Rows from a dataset

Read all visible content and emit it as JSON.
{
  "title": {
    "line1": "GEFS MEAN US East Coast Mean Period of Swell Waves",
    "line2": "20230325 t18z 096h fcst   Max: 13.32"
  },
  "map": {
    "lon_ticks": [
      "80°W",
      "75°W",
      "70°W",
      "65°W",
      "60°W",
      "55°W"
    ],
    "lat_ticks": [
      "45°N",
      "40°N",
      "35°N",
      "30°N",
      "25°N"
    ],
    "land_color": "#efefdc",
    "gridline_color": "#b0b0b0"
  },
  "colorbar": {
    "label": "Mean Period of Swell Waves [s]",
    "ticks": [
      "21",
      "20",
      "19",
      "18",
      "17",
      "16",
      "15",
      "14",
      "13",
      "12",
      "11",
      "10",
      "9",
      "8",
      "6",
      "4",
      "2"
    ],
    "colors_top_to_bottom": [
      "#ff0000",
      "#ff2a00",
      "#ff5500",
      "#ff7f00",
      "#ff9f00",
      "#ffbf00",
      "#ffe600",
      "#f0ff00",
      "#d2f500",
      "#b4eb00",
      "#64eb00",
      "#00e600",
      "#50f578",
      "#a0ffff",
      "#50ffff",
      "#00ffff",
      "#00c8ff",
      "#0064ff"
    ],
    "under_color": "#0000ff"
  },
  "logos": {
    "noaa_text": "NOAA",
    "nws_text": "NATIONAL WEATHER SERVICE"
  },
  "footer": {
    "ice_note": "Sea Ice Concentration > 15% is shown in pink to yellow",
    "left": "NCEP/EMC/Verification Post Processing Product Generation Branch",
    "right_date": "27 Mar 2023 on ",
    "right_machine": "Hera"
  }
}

**EXERCISE DETAILS**:
Exactly reproduce every line of the records.

**FINISHED TASK**:
Read all visible content and emit it as JSON.
{
  "title": {
    "line1": "GEFS MEAN US East Coast Mean Period of Swell Waves",
    "line2": "20230325 t18z 096h fcst   Max: 13.32"
  },
  "map": {
    "lon_ticks": [
      "80°W",
      "75°W",
      "70°W",
      "65°W",
      "60°W",
      "55°W"
    ],
    "lat_ticks": [
      "45°N",
      "40°N",
      "35°N",
      "30°N",
      "25°N"
    ],
    "land_color": "#efefdc",
    "gridline_color": "#b0b0b0"
  },
  "colorbar": {
    "label": "Mean Period of Swell Waves [s]",
    "ticks": [
      "21",
      "20",
      "19",
      "18",
      "17",
      "16",
      "15",
      "14",
      "13",
      "12",
      "11",
      "10",
      "9",
      "8",
      "6",
      "4",
      "2"
    ],
    "colors_top_to_bottom": [
      "#ff0000",
      "#ff2a00",
      "#ff5500",
      "#ff7f00",
      "#ff9f00",
      "#ffbf00",
      "#ffe600",
      "#f0ff00",
      "#d2f500",
      "#b4eb00",
      "#64eb00",
      "#00e600",
      "#50f578",
      "#a0ffff",
      "#50ffff",
      "#00ffff",
      "#00c8ff",
      "#0064ff"
    ],
    "under_color": "#0000ff"
  },
  "logos": {
    "noaa_text": "NOAA",
    "nws_text": "NATIONAL WEATHER SERVICE"
  },
  "footer": {
    "ice_note": "Sea Ice Concentration > 15% is shown in pink to yellow",
    "left": "NCEP/EMC/Verification Post Processing Product Generation Branch",
    "right_date": "27 Mar 2023 on ",
    "right_machine": "Hera"
  }
}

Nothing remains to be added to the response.